* EXTRACT PROVIDED
The Dark Side of Greatness

 

Dark Side

We all can be masters at our craft but you have to make a choice. What I mean by that is there are inherent sacrifices that come along with that.  Family time, hanging out with your friends, being a great friend…”

-Kobe Bryant

 

 

Sacrifice

Kobe Bryant is arguably one of the best basketball players to ever walk the planet.  He accomplished so many things on the court. Five championship rings. Two scoring titles.  MVP of the league. The list goes on and on ad infinitum.  But what did Kobe have to sacrifice in order to master his craft and become legendary?  Kobe speaks about having to sacrifice family time, hanging out with your friends, being a great friend, son, etc.  While most of us will never reach Kobe’s level of fame and wealth, we should all strive to be masters at our craft.

* INFORMATION GIVEN
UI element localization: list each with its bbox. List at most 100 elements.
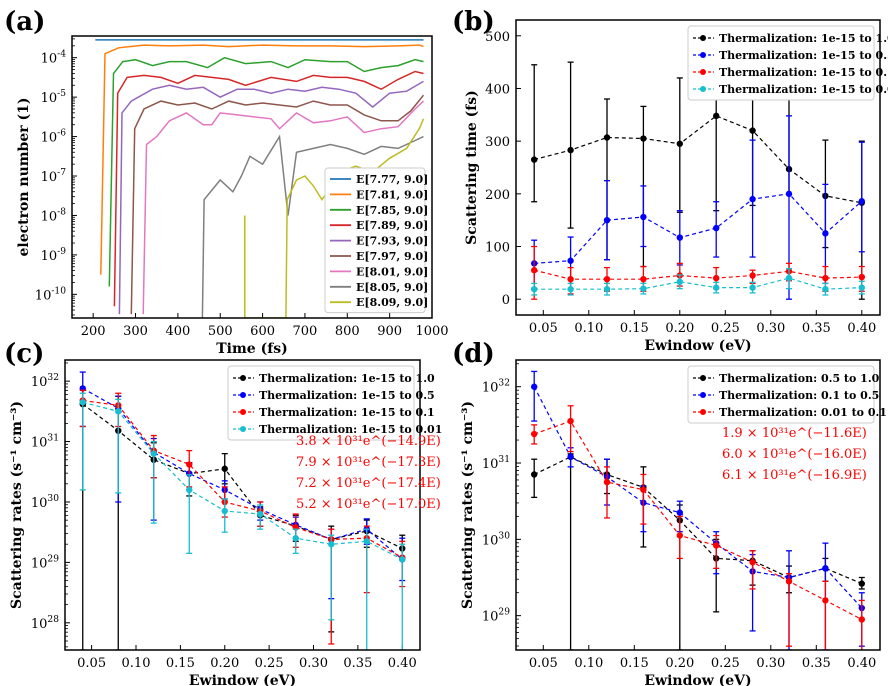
data-point [713,284,720,291]
data-point [531,267,538,274]
data-point [640,135,647,142]
data-point [363,538,370,545]
legend-marker [240,375,246,381]
legend: E[7.77, 9.0] E[7.81, 9.0] E[7.85, 9.0] E[7.… [324,167,428,314]
legend-marker [700,52,706,58]
y-tick-label: 100 [485,241,510,256]
x-tick-label: 0.05 [529,321,558,336]
data-point [567,285,574,293]
plot-area [79,371,406,650]
x-tick-label: 200 [81,324,106,339]
legend-label: E[7.77, 9.0] [356,173,428,186]
series-line [100,44,424,275]
x-tick-label: 0.30 [756,656,785,671]
fit-annotation: 5.2 × 10³¹e^(−17.0E) [296,497,441,512]
y-tick-label: 1032 [482,379,510,396]
y-axis-label: Scattering rates (s⁻¹ cm⁻³) [9,401,25,609]
data-point [567,453,574,461]
legend-marker [700,392,706,398]
series-line [534,269,862,280]
series-line [82,401,403,560]
y-tick-label: 10-6 [41,129,67,146]
axes-frame [515,19,881,316]
data-point [640,213,647,221]
panel-d: (d) 0.05 0.10 0.15 0.20 0.25 0.30 0.35 0.40 Ewind… [452,339,887,686]
data-point [567,417,574,425]
legend-label: E[7.93, 9.0] [356,235,428,248]
data-point [858,580,865,587]
plot-area [531,32,865,300]
x-tick-label: 0.40 [847,656,876,671]
legend-box [227,365,415,441]
series-line [82,387,403,560]
data-point [531,430,538,438]
y-tick-label: 10-7 [41,168,67,185]
x-tick-label: 0.05 [529,656,558,671]
y-tick-label: 300 [485,135,510,150]
legend-box [324,167,426,314]
y-tick-label: 400 [485,82,510,97]
data-point [785,190,793,198]
x-tick-label: 0.35 [802,321,831,336]
data-point [531,383,538,390]
data-point [713,224,720,232]
data-point [603,478,611,486]
data-point [603,134,611,141]
data-point [257,510,264,518]
x-tick-label: 500 [208,324,233,339]
data-point [858,198,865,205]
x-tick-label: 0.35 [802,656,831,671]
series-line [118,80,424,315]
y-tick-label: 500 [485,30,510,45]
axes-frame [64,359,421,651]
y-tick-label: 10-4 [41,50,67,67]
data-point [399,556,406,563]
y-tick-label: 1030 [482,531,510,548]
data-point [749,195,756,203]
data-point [567,257,574,264]
legend-label: Thermalization: 0.5 to 1.0 [719,372,880,385]
y-tick-label: 10-10 [35,286,66,303]
series-line [82,403,403,550]
data-point [822,274,829,282]
y-tick-label: 1030 [31,494,59,511]
fit-annotation: 1.9 × 10³¹e^(−11.6E) [722,426,867,441]
legend-label: E[7.81, 9.0] [356,188,428,201]
data-point [567,275,574,283]
x-tick-label: 0.15 [620,321,649,336]
legend-box [687,365,875,424]
x-tick-label: 0.25 [255,656,284,671]
legend-label: Thermalization: 1e-15 to 0.5 [719,49,888,62]
x-tick-label: 800 [335,324,360,339]
panel-a: (a) 200 300 400 500 600 700 800 900 1000 Time (fs)… [4,7,449,357]
data-point [749,127,756,134]
x-tick-label: 1000 [415,324,448,339]
x-tick-label: 600 [250,324,275,339]
data-point [749,559,756,566]
y-tick-label: 0 [502,293,510,308]
series-line [534,277,862,290]
x-tick-label: 700 [293,324,318,339]
series-line [533,420,863,621]
data-point [858,616,865,623]
series-line [108,56,424,287]
axes-frame [71,35,433,319]
legend-marker [700,86,706,92]
legend-label: E[8.01, 9.0] [356,265,428,278]
plot-area [531,370,865,650]
series-line [533,386,863,609]
y-tick-label: 1029 [31,554,59,571]
y-axis-label: Scattering rates (s⁻¹ cm⁻³) [460,401,476,609]
data-point [640,285,647,292]
fit-annotation: 7.9 × 10³¹e^(−17.3E) [296,455,441,470]
x-tick-label: 0.40 [388,656,417,671]
panel-b: (b) 0.05 0.10 0.15 0.20 0.25 0.30 0.35 0.40 Ewind… [452,7,888,354]
data-point [603,285,611,293]
legend: Thermalization: 0.5 to 1.0 Thermalization… [687,365,887,424]
series-line [201,134,424,318]
data-point [822,597,829,604]
plot-area [95,39,425,318]
series-line [142,100,425,315]
fit-annotation: 7.2 × 10³¹e^(−17.4E) [296,476,441,491]
panel-c: (c) 0.05 0.10 0.15 0.20 0.25 0.30 0.35 0.40 Ewind… [4,339,442,686]
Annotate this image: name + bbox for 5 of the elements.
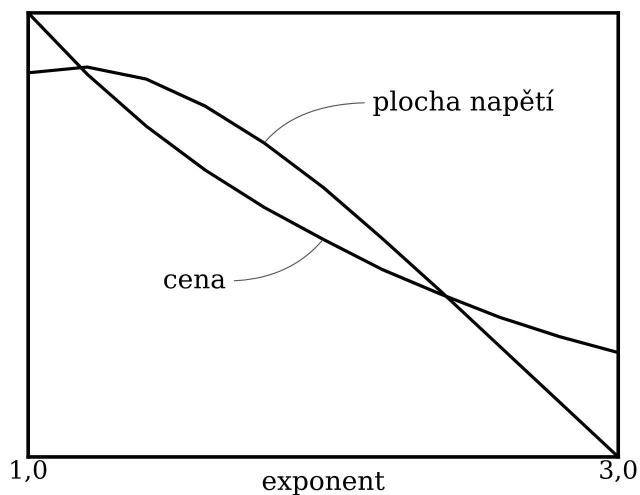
annotation: cena (164, 274, 226, 289)
annotation: plocha napětí (373, 89, 554, 116)
x-tick-label: 1,0 (11, 460, 46, 482)
x-tick-label: 3,0 (600, 460, 636, 482)
x-axis-title: exponent (262, 472, 385, 495)
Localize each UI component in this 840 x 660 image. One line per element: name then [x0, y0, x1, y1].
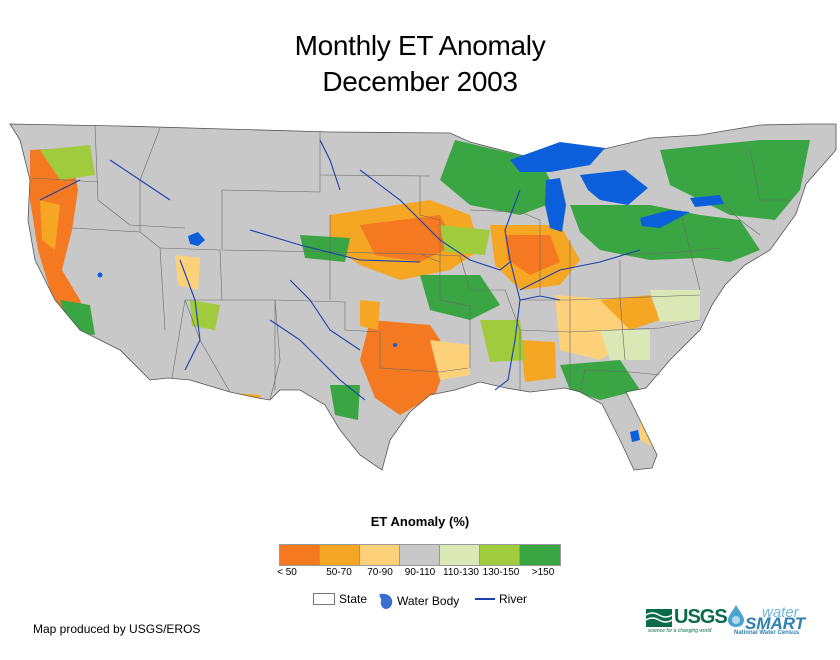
legend-label: < 50: [277, 567, 297, 578]
lake-superior: [510, 142, 605, 172]
watersmart-smart: SMART: [745, 614, 806, 633]
state-symbol: [313, 593, 335, 605]
lake-okeechobee: [630, 430, 640, 442]
legend-label: 110-130: [443, 567, 479, 578]
et-anomaly-map: [9, 123, 837, 471]
map-subtitle: December 2003: [322, 66, 518, 97]
lake-ontario: [690, 195, 724, 207]
legend-water-label: Water Body: [397, 594, 460, 608]
legend-swatch: [480, 545, 520, 565]
watersmart-water: water: [762, 604, 799, 621]
legend-title: ET Anomaly (%): [370, 514, 470, 529]
great-salt-lake: [188, 232, 205, 246]
state-boundaries: [31, 125, 790, 401]
legend-swatches: [279, 544, 561, 566]
legend-swatch: [400, 545, 440, 565]
water-body-icon: [379, 593, 393, 609]
legend-swatch: [520, 545, 560, 565]
water-bodies: [97, 142, 724, 442]
legend-label: 50-70: [326, 567, 352, 578]
lake-huron: [580, 170, 648, 205]
lake-michigan: [545, 178, 566, 232]
legend-label: 130-150: [482, 567, 520, 578]
river-symbol: [475, 598, 495, 600]
watersmart-drop-icon: [728, 605, 744, 627]
conus-outline: [9, 123, 837, 471]
map-title: Monthly ET Anomaly: [294, 30, 546, 61]
legend-label: >150: [531, 567, 555, 578]
legend-swatch: [280, 545, 320, 565]
lake-erie: [640, 210, 690, 228]
legend-river-label: River: [499, 592, 528, 606]
usgs-tagline: science for a changing world: [648, 628, 712, 634]
usgs-wordmark: USGS: [674, 606, 728, 628]
small-lake: [393, 343, 397, 347]
map-credit: Map produced by USGS/EROS: [33, 622, 201, 636]
usgs-wave-icon: [646, 608, 672, 627]
legend-state: State: [313, 592, 367, 606]
small-lake: [97, 272, 103, 278]
legend-swatch: [440, 545, 480, 565]
rivers: [39, 139, 641, 401]
legend-swatch: [320, 545, 360, 565]
watersmart-census: National Water Census: [734, 630, 800, 636]
legend-water-body: Water Body: [377, 592, 459, 610]
legend-label: 70-90: [367, 567, 393, 578]
legend-river: River: [475, 592, 527, 606]
legend-state-label: State: [339, 592, 368, 606]
legend-swatch: [360, 545, 400, 565]
legend-label: 90-110: [404, 567, 436, 578]
usgs-logo: USGS: [646, 606, 728, 629]
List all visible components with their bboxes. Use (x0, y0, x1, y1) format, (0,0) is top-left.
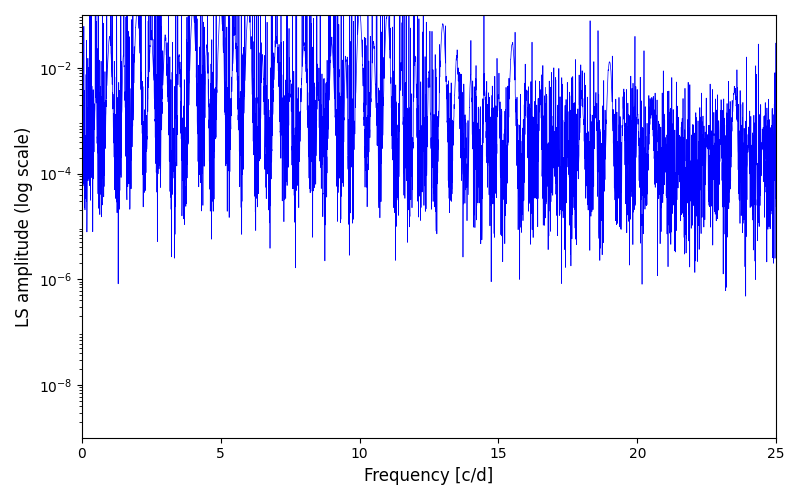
X-axis label: Frequency [c/d]: Frequency [c/d] (364, 467, 494, 485)
Y-axis label: LS amplitude (log scale): LS amplitude (log scale) (15, 126, 33, 326)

* PROBLEMS TO SOLVE
1) Which accomplishments on the court does the piece on Kobe Bryant list? Name each one.
2) Answer these from the piece on Kobe Bryant:
(a) In the opening quote, what does Kobe say you have to make if you want to be a master at your craft?
(b) How many championship rings does the piece credit him with?
(c) What does the final sentence say we should all strive to be?

* ANSWERS FOR THIS EXERCISE
1)
- Five championship rings
- Two scoring titles
- MVP of the league

2)
(a) A choice.
(b) Five.
(c) Masters at our craft.